--- START Provided records ---
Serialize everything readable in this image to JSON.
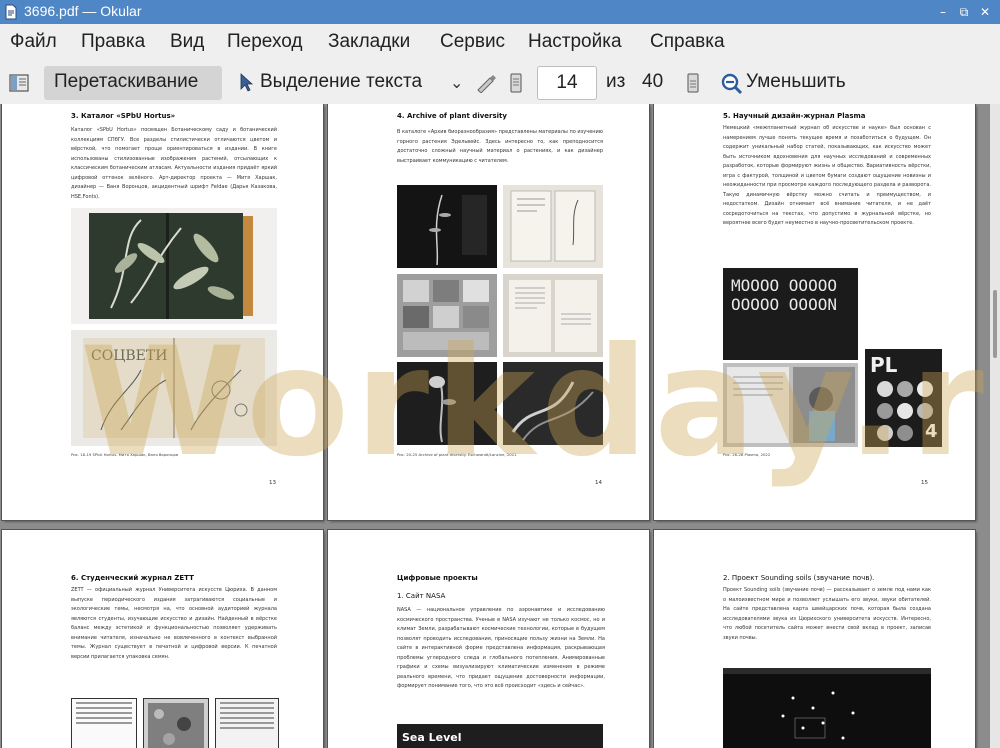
{
  "window": {
    "title": "3696.pdf  — Okular"
  },
  "menu": [
    "Файл",
    "Правка",
    "Вид",
    "Переход",
    "Закладки",
    "Сервис",
    "Настройка",
    "Справка"
  ],
  "toolbar": {
    "browse_label": "Перетаскивание",
    "select_label": "Выделение текста",
    "page_current": "14",
    "page_of": "из",
    "page_total": "40",
    "zoom_out_label": "Уменьшить"
  },
  "watermark": "Workday.ru",
  "pages": [
    {
      "heading": "3.  Каталог «SPbU Hortus»",
      "body": "Каталог «SPbU Hortus» посвящен Ботаническому саду и ботанический коллекциям СПбГУ. Все разделы стилистически отличаются цветом и вёрсткой, что помогает проще ориентироваться в издании. В книге использованы стилизованные изображения растений, отсылающих к классическим ботаническим атласам. Актуальности издания придаёт яркий цифровой оттенок зелёного. Арт-директор проекта — Митя Харшак, дизайнер — Ваня Воронцов, акцидентный шрифт Feldae (Дарья Казакова, HSE.Fonts).",
      "caption": "Рис. 18-19  SPbU Hortus. Митя Харшак, Ваня Воронцов",
      "number": "13"
    },
    {
      "heading": "4.  Archive of plant diversity",
      "body": "В каталоге «Архив биоразнообразия» представлены материалы по изучению горного растения Эдельвейс. Здесь интересно то, как преподносится достаточно сложный научный материал о растениях, и как дизайнер выстраивает коммуникацию с читателем.",
      "caption": "Рис. 20-25  Archive of plant diversity. Eschwandt/Lanzine, 2021",
      "number": "14"
    },
    {
      "heading": "5.  Научный дизайн-журнал Plasma",
      "body": "Немецкий «межпланетный журнал об искусстве и науке» был основан с намерением лучше понять текущее время и позаботиться о будущем. Он содержит уникальный набор статей, показывающих, как искусство может быть источником вдохновения для научных исследований и современных разработок, которые формируют жизнь и общество. Вариативность вёрстки, игра с фактурой, толщиной и цветом бумаги создают ощущение новизны и неожиданности при просмотре каждого последующего раздела и разворота. Такую динамичную вёрстку можно считать и преимуществом, и недостатком. Дизайн отнимает всё внимание читателя, и не даёт сосредоточиться на текстах, что допустимо в журнальной вёрстке, но вероятнее всего будет неуместно в научно-просветительском проекте.",
      "caption": "Рис. 26-28  Plasma, 2022",
      "number": "15",
      "plasma_letters": "MOOOO OOOOO OOOOO OOOON",
      "plasma_logo": "PL",
      "plasma_num": "4"
    },
    {
      "heading": "6. Студенческий журнал ZETT",
      "body": "ZETT — официальный журнал Университета искусств Цюриха. В данном выпуске периодического издания затрагиваются социальные и экологические темы, несмотря на, что основной аудиторией журнала являются студенты, изучающие искусство и дизайн. Найденный в вёрстке баланс между эстетикой и функциональностью позволяет удерживать внимание читателя, изначально не вовлеченного в контекст выбранной темы. Журнал существует в печатной и цифровой версии. К печатной версии прилагается упаковка семян."
    },
    {
      "heading": "Цифровые проекты",
      "subheading": "1.  Сайт NASA",
      "body": "NASA — национальное управление по аэронавтике и исследованию космического пространства. Ученые в NASA изучают не только космос, но и климат Земли, разрабатывают космические технологии, которые в будущем позволят проводить исследования, приносящие пользу жизни на Земли. На сайте в интерактивной форме представлена информация, раскрывающая проблемы углеродного следа и глобального потепления. Анимированные графики и схемы визуализируют климатические изменения в режиме реального времени, что придает ощущение достоверности информации, формирует понимание того, что это всё происходит «здесь и сейчас».",
      "image_label": "Sea Level"
    },
    {
      "heading": "2. Проект Sounding soils (звучание почв).",
      "body": "Проект Sounding soils (звучание почв) — рассказывает о земле под нами как о малоизвестном мире и позволяет услышать его звуки, звуки обитателей. На сайте представлена карта швейцарских почв, которая была создана исследователями звука из Цюрихского университета искусств. Интересно, что любой посетитель сайта может внести свой вклад в проект, записав звуки почвы."
    }
  ],
  "colors": {
    "titlebar": "#4f86c6",
    "chrome": "#efefef",
    "viewport": "#8c8c8c",
    "watermark": "#cda555"
  }
}
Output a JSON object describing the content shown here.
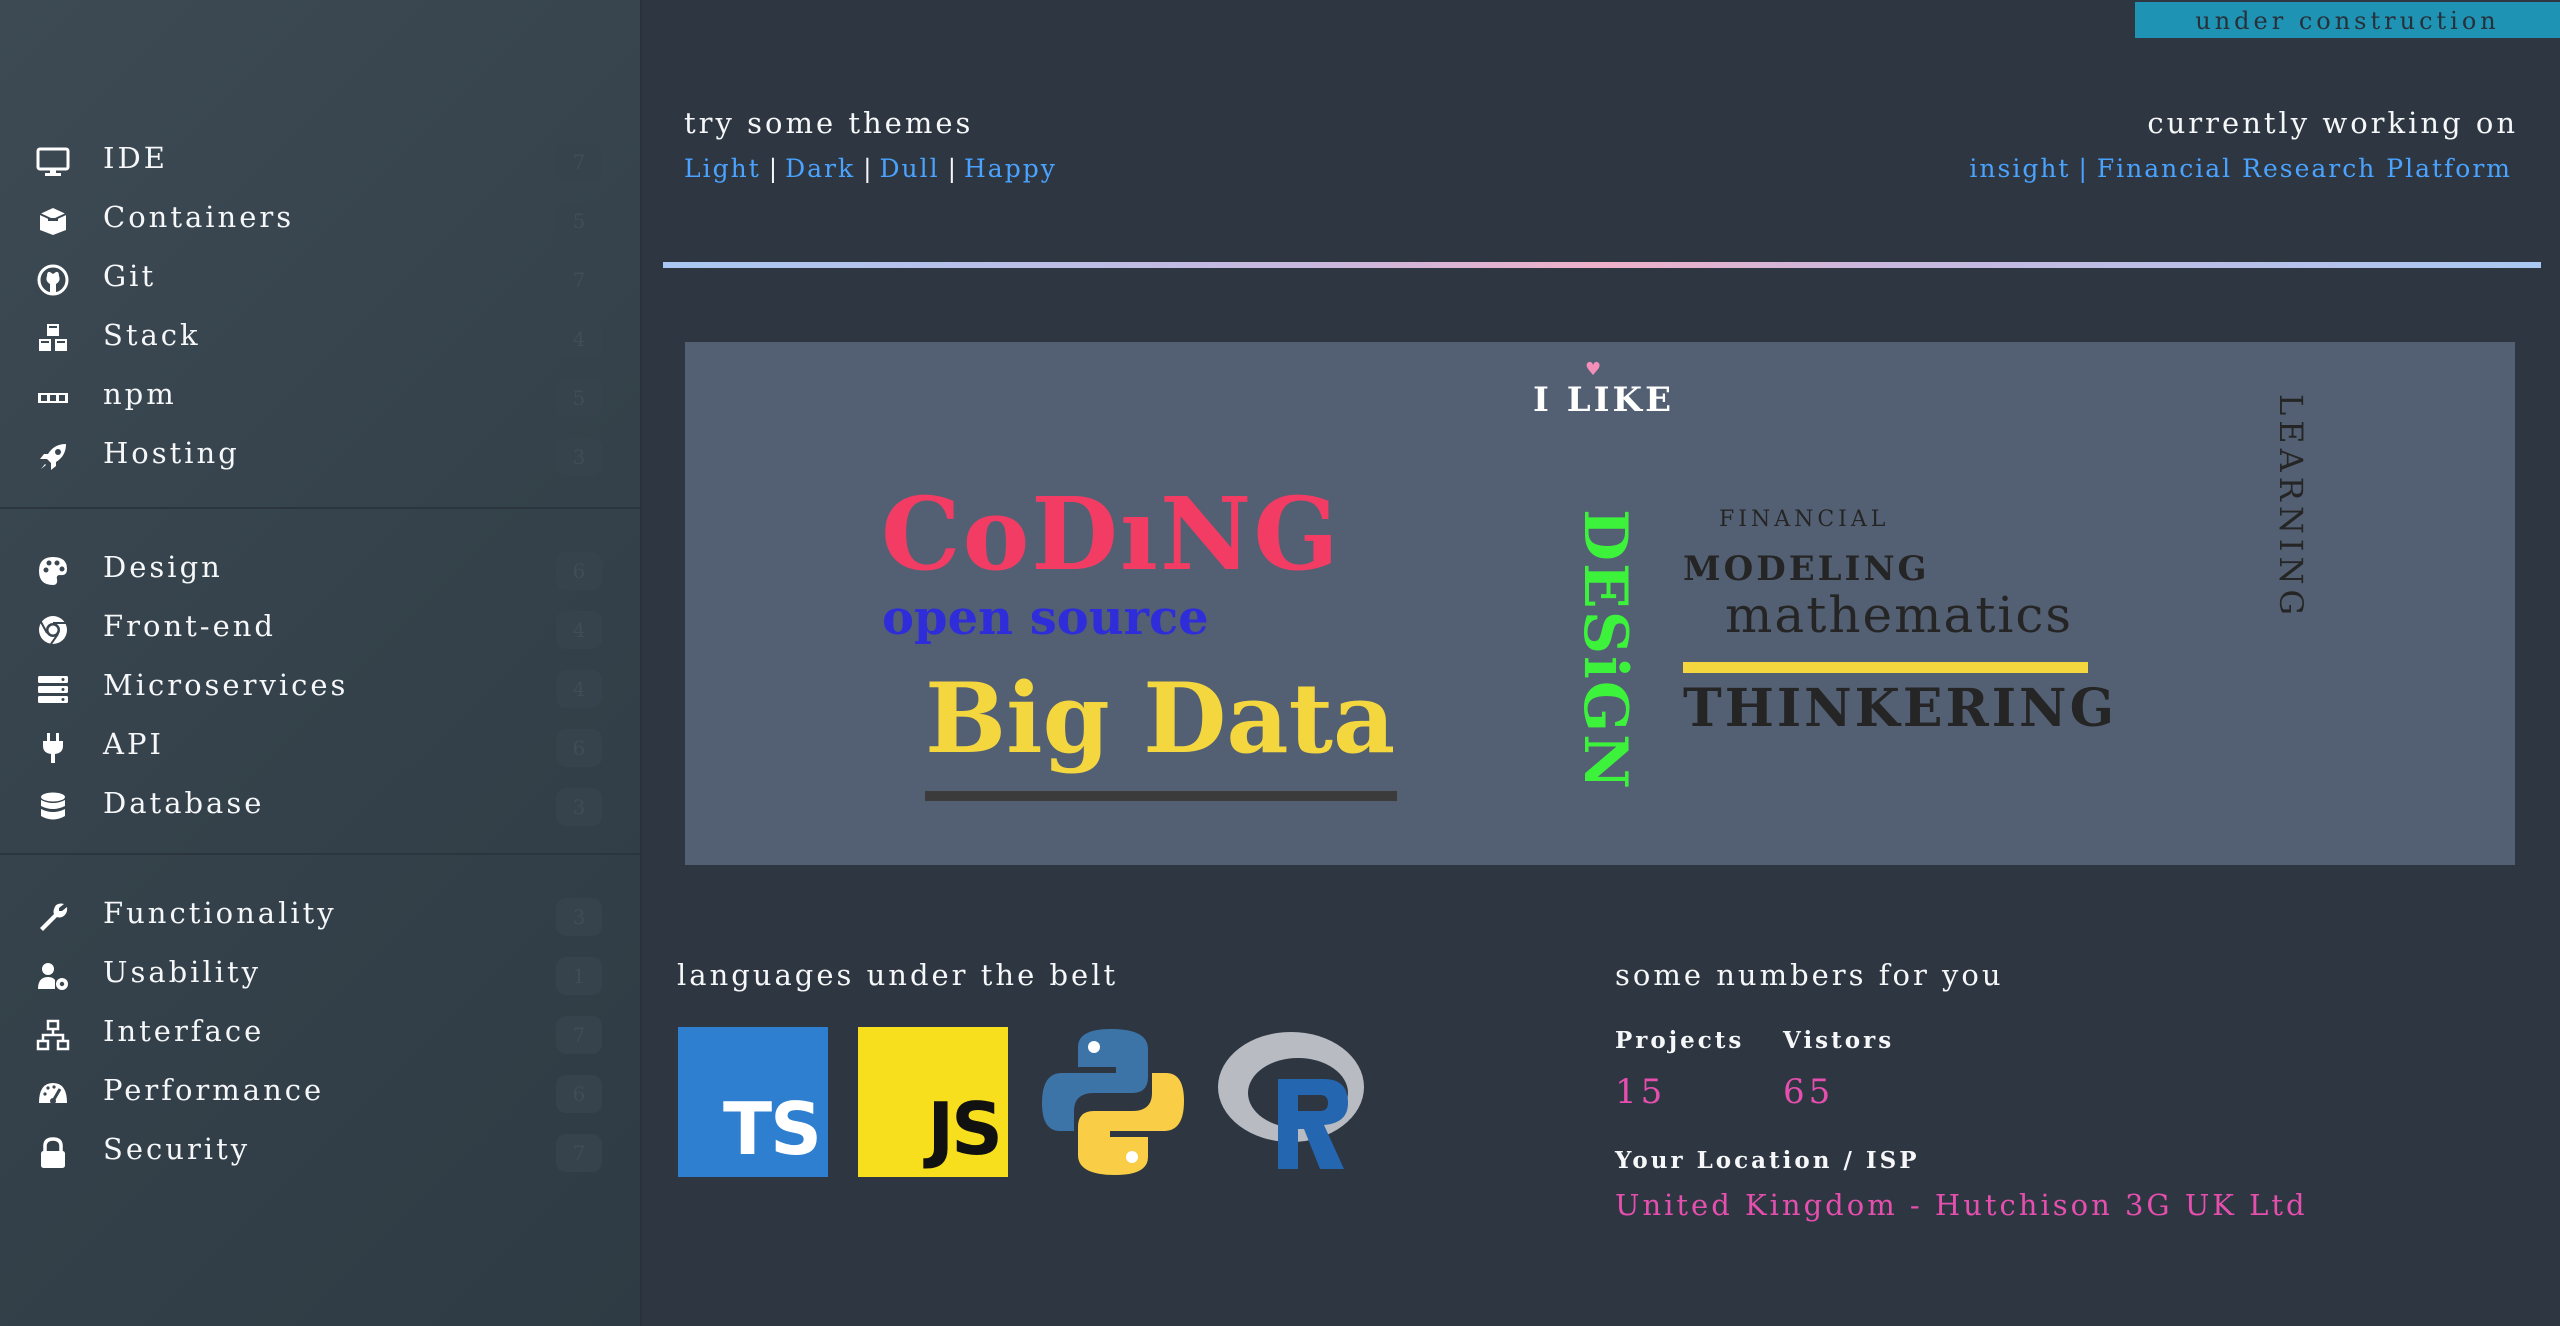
{
  "sidebar": {
    "groups": [
      {
        "items": [
          {
            "label": "IDE",
            "icon": "monitor-icon",
            "count": "7"
          },
          {
            "label": "Containers",
            "icon": "box-icon",
            "count": "5"
          },
          {
            "label": "Git",
            "icon": "github-icon",
            "count": "7"
          },
          {
            "label": "Stack",
            "icon": "cubes-icon",
            "count": "4"
          },
          {
            "label": "npm",
            "icon": "npm-icon",
            "count": "5"
          },
          {
            "label": "Hosting",
            "icon": "rocket-icon",
            "count": "3"
          }
        ]
      },
      {
        "items": [
          {
            "label": "Design",
            "icon": "palette-icon",
            "count": "6"
          },
          {
            "label": "Front-end",
            "icon": "chrome-icon",
            "count": "4"
          },
          {
            "label": "Microservices",
            "icon": "server-icon",
            "count": "4"
          },
          {
            "label": "API",
            "icon": "plug-icon",
            "count": "6"
          },
          {
            "label": "Database",
            "icon": "database-icon",
            "count": "3"
          }
        ]
      },
      {
        "items": [
          {
            "label": "Functionality",
            "icon": "wrench-icon",
            "count": "3"
          },
          {
            "label": "Usability",
            "icon": "user-gear-icon",
            "count": "1"
          },
          {
            "label": "Interface",
            "icon": "sitemap-icon",
            "count": "7"
          },
          {
            "label": "Performance",
            "icon": "gauge-icon",
            "count": "6"
          },
          {
            "label": "Security",
            "icon": "lock-icon",
            "count": "7"
          }
        ]
      }
    ]
  },
  "banner": {
    "construction": "under construction"
  },
  "themes": {
    "title": "try some themes",
    "options": [
      "Light",
      "Dark",
      "Dull",
      "Happy"
    ],
    "separator": "|"
  },
  "working": {
    "title": "currently working on",
    "project": "insight",
    "separator": "|",
    "description": "Financial Research Platform"
  },
  "cloud": {
    "heart": "♥",
    "heading": "I LIKE",
    "words": {
      "coding": "CoDıNG",
      "open_source": "open source",
      "big_data": "Big Data",
      "design": "DESiGN",
      "financial": "FINANCIAL",
      "modeling": "MODELING",
      "mathematics": "mathematics",
      "thinkering": "THINKERING",
      "learning": "LEARNING"
    },
    "colors": {
      "coding": "#f23c63",
      "open_source": "#2f2dd9",
      "big_data": "#f4d63e",
      "design": "#3cf23b",
      "dark_text": "#252525",
      "accent_bar": "#f4d63e",
      "heart": "#f48fb8"
    }
  },
  "languages": {
    "title": "languages under the belt",
    "logos": [
      {
        "name": "ts-logo",
        "text": "TS",
        "bg": "#2f7fd1"
      },
      {
        "name": "js-logo",
        "text": "JS",
        "bg": "#f7df1e"
      },
      {
        "name": "python-logo",
        "text": ""
      },
      {
        "name": "r-logo",
        "text": "R"
      }
    ]
  },
  "numbers": {
    "title": "some numbers for you",
    "projects_label": "Projects",
    "projects_value": "15",
    "visitors_label": "Vistors",
    "visitors_value": "65",
    "location_label": "Your Location / ISP",
    "location_value": "United Kingdom - Hutchison 3G UK Ltd"
  }
}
--- END Provided records ---
Show all lines in the entries above where the word "name" appears.

        "name": "ts-logo",
        "name": "js-logo",
        "name": "python-logo",
        "name": "r-logo",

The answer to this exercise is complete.